*À FAIRE*.
1. Combien de paragraphes compte la résolution 1984/50 mentionnée dans le rapport du Yémen ?
2. Dans le rapport du Yémen, recopiez le passage qui commence à « 103. La Constitution » et se termine à « York en 1993). » en substituant « le droit à la liberté » à « le droit à la sécurité ».
3. Poursuivez le rapport du Yémen sur le droit à la vie et la peine de mort à partir de sa dernière phrase.

*EXTRAIT CITÉ*.

Quatrième rapport périodique des États parties
YÉMEN
[Original: Arabe - 21 juillet 2004]

[...]

Article 6

Paragraphe 1: Le droit à la vie

101. Comme nous l'indiquions aux paragraphes 30 et 31 de notre rapport précédent, le Yémen respecte ce droit en fait et en droit.

Paragraphe 2: La peine de mort

102. En ce qui concerne la peine de mort et le droit de faire appel de la peine ou de solliciter la commutation de celle-ci, on notera ce qui suit :

103. La Constitution énonce un grand nombre de garanties et la législation en vigueur protège les droits de l'homme comme il se doit, en particulier le droit à la sécurité et le droit à la vie. Tout cela est conforme pour l'essentiel aux garanties internationales pour la protection des droits des personnes passibles de la peine de mort approuvées par le Conseil économique et social dans sa résolution 1984/50 du 25 mai 1984, qui comporte 9 paragraphes (voir le Recueil d'instruments internationaux publié par les Nations Unies à New York en 1993).

*DONNÉES FOURNIES*.
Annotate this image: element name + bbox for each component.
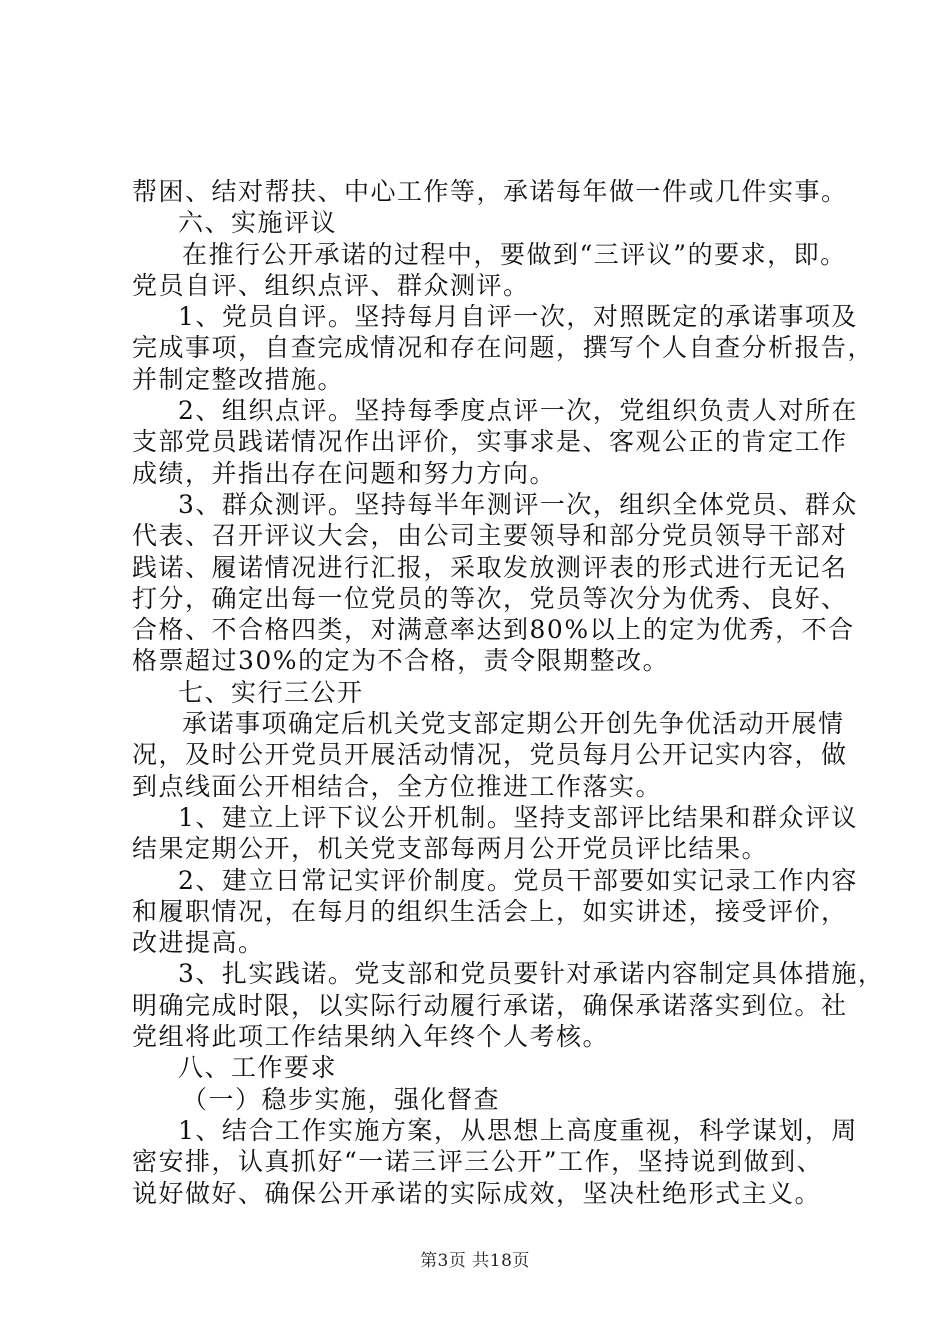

*LES RÉPONSES*.
1. Elle compte 9 paragraphes.

2.
103. La Constitution énonce un grand nombre de garanties et la législation en vigueur protège les droits de l'homme comme il se doit, en particulier le droit à la liberté et le droit à la vie. Tout cela est conforme pour l'essentiel aux garanties internationales pour la protection des droits des personnes passibles de la peine de mort approuvées par le Conseil économique et social dans sa résolution 1984/50 du 25 mai 1984, qui comporte 9 paragraphes (voir le Recueil d'instruments internationaux publié par les Nations Unies à New York en 1993).

3.
104. En droit islamique, la peine de mort est considérée comme le pivot du système pénal islamique, et les musulmans ne sauraient admettre qu'on l'abolisse, eu égard essentiellement à son rôle dissuasif. En droit islamique, la peine de mort se justifie par le fait qu'elle peut empêcher une personne de faire le mal.

105. En conséquence, notre législation prévoit la peine de mort pour les crimes les plus graves et les plus atroces. Le meurtre est un de ces crimes (voir art. 234, 235, 249 et 246 du Code pénal), les juristes se rangeant unanimement derrière la loi du talion comme étant la meilleure façon, en droit et souvent en fait, de préserver la vie humaine. De plus, tous, les grands comme les petits, les riches comme les pauvres, les forts comme les faibles, sont égaux au regard de cette loi, comme le Coran le confirme. Sont également passibles de la peine de mort les auteurs de crimes qui portent atteinte à la stabilité et à l'unité du pays ou à son intégrité territoriale et les personnes qui affaiblissent sa capacité de défense, aident ses ennemis ou nouent des contacts illicites avec une puissance étrangère afin de divulguer des secrets nationaux (voir art. 125 à 128 du Code pénal).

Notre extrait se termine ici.